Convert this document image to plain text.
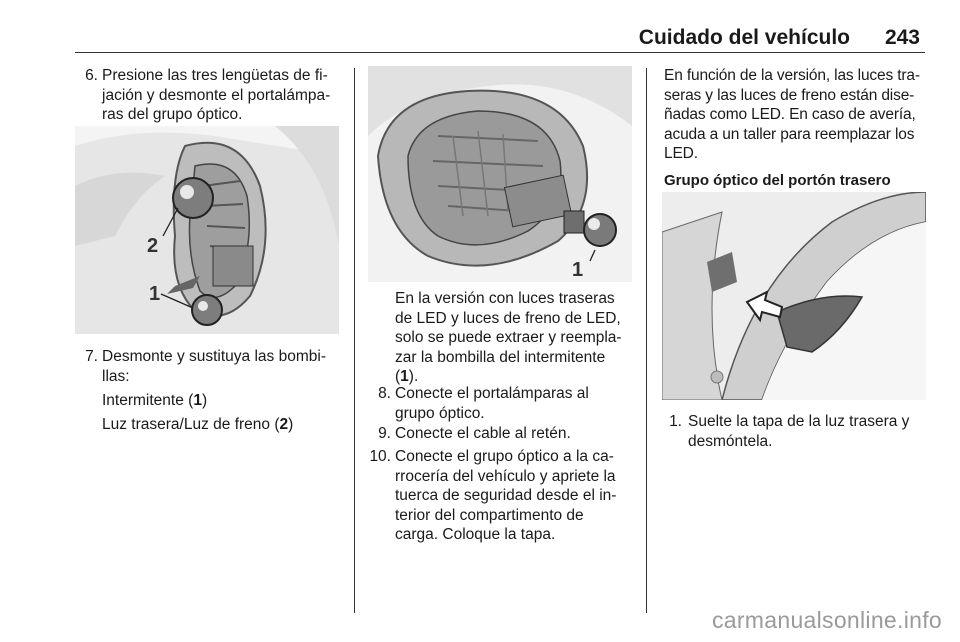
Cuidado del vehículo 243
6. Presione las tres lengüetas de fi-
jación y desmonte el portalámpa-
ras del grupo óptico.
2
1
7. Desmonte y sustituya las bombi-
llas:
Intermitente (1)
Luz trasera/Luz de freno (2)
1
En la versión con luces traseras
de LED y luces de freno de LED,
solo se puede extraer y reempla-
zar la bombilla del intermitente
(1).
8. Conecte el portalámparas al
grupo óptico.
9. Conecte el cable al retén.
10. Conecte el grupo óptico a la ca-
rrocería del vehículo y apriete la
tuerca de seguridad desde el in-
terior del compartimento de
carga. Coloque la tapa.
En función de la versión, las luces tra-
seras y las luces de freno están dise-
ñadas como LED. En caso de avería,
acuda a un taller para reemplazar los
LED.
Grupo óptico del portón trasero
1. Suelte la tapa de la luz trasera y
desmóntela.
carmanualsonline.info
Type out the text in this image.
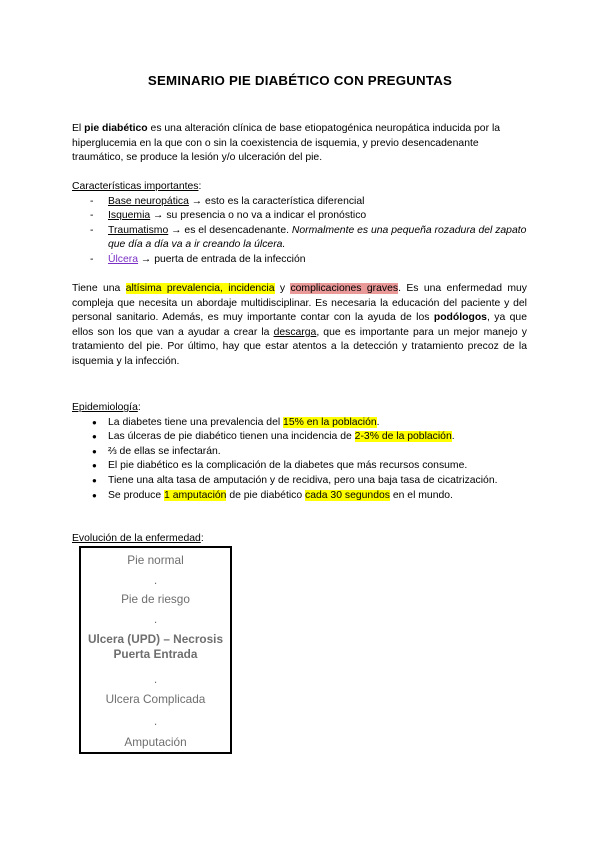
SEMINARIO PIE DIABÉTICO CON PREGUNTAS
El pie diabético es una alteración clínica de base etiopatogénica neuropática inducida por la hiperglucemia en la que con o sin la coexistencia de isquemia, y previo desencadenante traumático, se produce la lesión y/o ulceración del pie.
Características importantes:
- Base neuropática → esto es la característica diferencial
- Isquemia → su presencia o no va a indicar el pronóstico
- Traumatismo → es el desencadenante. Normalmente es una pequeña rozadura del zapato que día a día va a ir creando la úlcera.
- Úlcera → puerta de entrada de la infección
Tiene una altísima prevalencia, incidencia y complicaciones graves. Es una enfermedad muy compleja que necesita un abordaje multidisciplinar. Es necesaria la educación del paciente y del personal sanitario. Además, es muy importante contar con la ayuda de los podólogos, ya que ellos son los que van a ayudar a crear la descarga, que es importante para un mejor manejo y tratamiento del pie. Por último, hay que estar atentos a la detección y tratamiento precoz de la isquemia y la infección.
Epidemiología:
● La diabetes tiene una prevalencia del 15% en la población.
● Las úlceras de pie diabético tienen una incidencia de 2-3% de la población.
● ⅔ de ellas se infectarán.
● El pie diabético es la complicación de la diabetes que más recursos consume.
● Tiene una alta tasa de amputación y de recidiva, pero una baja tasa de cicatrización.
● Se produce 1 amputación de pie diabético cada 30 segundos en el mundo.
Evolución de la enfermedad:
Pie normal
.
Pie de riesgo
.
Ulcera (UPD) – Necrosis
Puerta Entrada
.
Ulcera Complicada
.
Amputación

* * *

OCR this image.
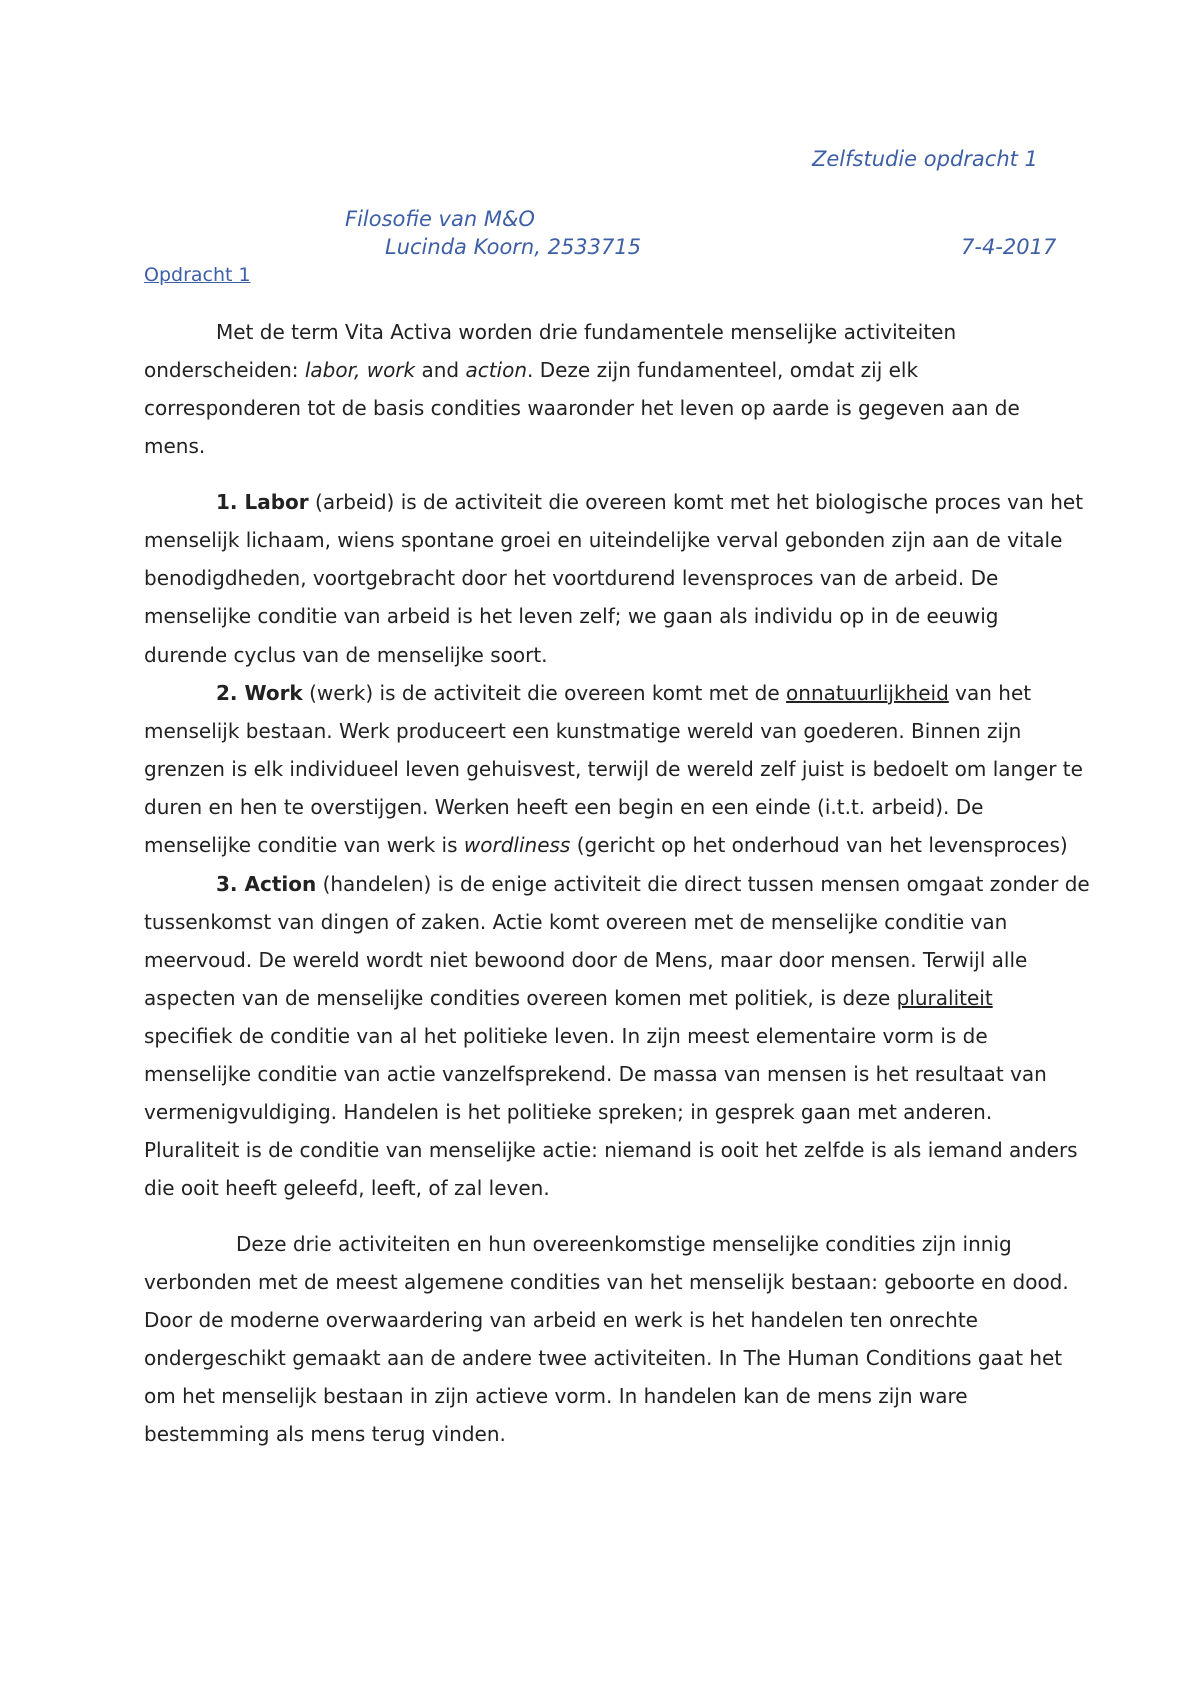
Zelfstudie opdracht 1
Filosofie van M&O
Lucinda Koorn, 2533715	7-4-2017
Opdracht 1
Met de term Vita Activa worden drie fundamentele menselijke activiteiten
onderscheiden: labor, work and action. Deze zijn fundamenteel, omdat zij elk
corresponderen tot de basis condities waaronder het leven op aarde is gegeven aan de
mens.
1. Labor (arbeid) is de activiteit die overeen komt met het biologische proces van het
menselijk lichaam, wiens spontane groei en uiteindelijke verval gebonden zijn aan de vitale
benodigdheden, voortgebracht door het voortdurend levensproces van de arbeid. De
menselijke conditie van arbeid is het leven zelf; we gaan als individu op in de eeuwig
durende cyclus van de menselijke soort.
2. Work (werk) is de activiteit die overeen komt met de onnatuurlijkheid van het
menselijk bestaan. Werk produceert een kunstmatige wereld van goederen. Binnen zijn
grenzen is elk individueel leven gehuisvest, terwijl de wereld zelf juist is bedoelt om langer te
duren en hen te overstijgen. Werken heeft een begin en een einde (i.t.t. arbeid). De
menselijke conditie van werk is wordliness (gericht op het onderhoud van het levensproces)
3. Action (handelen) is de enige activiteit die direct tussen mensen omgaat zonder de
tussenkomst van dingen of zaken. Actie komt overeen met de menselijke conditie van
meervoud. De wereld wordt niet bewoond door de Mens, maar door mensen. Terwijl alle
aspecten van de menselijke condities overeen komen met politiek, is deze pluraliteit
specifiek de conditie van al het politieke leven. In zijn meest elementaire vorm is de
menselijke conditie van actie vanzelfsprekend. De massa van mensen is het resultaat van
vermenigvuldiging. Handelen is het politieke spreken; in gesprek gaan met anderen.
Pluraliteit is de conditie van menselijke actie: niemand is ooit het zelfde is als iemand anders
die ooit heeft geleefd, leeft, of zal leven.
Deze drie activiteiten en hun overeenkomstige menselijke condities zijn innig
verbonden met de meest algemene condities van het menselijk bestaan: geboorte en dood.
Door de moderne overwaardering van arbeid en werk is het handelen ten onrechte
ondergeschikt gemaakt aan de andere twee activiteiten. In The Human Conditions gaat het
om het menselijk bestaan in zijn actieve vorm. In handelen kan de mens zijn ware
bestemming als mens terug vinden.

* [Instruction]: Isolate each line of the listing above that includes "diabetes". Copy it.

* [Task output]:
● La diabetes tiene una prevalencia del 15% en la población.
● El pie diabético es la complicación de la diabetes que más recursos consume.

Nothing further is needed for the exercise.